• **PROMPT**
Copy each line containing the word "Sofia" from the records that follow, please.

++++++

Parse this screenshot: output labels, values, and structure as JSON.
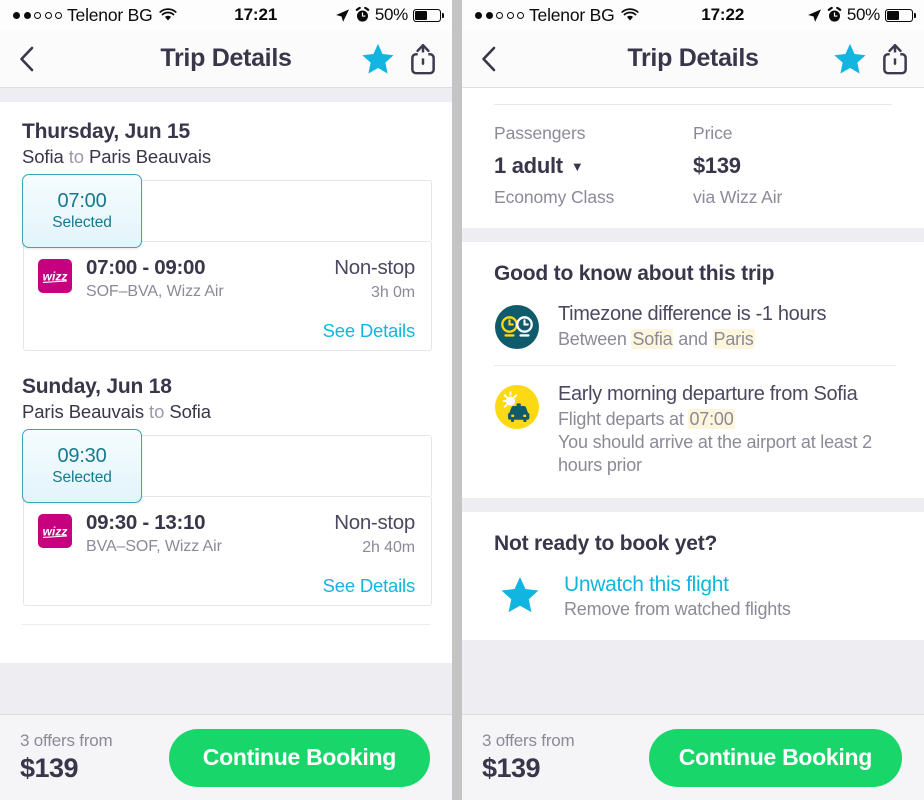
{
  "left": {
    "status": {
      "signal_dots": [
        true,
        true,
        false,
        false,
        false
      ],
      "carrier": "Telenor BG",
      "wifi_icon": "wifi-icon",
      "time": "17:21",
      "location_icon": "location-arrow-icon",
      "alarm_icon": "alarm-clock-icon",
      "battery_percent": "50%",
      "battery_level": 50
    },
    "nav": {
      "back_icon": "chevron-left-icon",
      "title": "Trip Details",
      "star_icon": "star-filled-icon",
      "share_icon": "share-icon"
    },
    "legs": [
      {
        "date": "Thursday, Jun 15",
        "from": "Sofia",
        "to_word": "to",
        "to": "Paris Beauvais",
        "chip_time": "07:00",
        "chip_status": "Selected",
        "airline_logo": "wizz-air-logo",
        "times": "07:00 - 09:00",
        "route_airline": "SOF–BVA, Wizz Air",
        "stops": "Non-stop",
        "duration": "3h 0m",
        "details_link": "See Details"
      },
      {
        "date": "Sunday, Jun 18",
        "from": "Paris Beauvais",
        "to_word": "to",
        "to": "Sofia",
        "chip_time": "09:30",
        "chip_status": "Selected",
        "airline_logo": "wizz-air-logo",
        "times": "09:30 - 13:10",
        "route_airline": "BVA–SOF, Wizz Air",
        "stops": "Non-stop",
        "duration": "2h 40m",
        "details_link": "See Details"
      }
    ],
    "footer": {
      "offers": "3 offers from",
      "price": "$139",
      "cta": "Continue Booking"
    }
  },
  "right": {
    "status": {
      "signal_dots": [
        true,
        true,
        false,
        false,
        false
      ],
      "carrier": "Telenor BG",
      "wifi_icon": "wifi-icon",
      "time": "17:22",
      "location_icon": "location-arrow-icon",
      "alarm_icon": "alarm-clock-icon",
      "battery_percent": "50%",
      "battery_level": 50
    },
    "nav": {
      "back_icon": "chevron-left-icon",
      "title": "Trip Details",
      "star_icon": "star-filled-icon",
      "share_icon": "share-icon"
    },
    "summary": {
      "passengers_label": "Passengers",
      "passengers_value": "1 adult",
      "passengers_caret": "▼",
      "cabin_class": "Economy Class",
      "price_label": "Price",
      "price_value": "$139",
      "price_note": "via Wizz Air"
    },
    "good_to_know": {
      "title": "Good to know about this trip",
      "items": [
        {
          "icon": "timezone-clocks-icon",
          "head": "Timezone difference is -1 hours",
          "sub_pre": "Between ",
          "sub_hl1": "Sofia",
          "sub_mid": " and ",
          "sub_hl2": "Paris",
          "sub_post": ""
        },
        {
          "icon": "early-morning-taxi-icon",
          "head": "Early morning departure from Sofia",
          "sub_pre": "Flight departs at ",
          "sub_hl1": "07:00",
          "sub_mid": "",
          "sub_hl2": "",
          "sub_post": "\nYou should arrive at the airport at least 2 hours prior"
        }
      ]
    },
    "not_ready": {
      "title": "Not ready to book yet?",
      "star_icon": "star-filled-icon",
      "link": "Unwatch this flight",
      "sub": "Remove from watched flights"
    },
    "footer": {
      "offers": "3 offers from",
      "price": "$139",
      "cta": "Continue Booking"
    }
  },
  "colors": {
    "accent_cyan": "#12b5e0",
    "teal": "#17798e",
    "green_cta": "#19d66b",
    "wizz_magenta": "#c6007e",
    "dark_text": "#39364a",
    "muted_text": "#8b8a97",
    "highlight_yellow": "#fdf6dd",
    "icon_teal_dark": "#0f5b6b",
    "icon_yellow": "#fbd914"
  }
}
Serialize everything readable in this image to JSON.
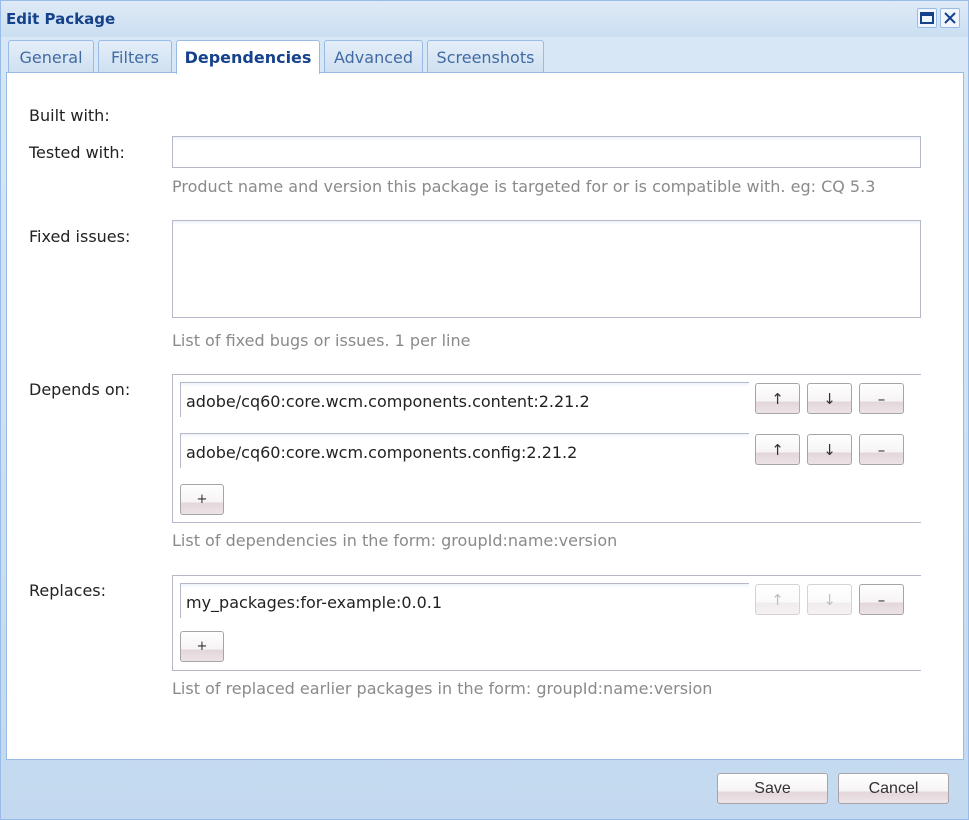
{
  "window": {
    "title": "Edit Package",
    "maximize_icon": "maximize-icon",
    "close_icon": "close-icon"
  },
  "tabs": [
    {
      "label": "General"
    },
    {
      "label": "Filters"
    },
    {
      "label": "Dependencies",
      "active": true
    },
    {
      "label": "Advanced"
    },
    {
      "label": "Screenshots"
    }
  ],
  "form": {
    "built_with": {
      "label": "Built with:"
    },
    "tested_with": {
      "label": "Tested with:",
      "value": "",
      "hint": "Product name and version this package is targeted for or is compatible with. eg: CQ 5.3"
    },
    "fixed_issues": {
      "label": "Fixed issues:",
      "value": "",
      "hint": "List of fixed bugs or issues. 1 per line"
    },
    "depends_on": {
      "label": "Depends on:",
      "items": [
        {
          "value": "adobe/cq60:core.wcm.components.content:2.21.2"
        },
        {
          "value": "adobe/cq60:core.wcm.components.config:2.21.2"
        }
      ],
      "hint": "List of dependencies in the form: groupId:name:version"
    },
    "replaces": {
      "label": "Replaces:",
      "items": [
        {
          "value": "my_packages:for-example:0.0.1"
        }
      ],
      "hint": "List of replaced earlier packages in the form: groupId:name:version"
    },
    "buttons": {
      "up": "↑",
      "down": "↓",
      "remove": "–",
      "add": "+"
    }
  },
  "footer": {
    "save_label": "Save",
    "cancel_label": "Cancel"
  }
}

++++++

• **TASK OUTPUT**
        "from": "Sofia",
        "to": "Sofia",
          "sub_hl1": "Sofia",
          "head": "Early morning departure from Sofia",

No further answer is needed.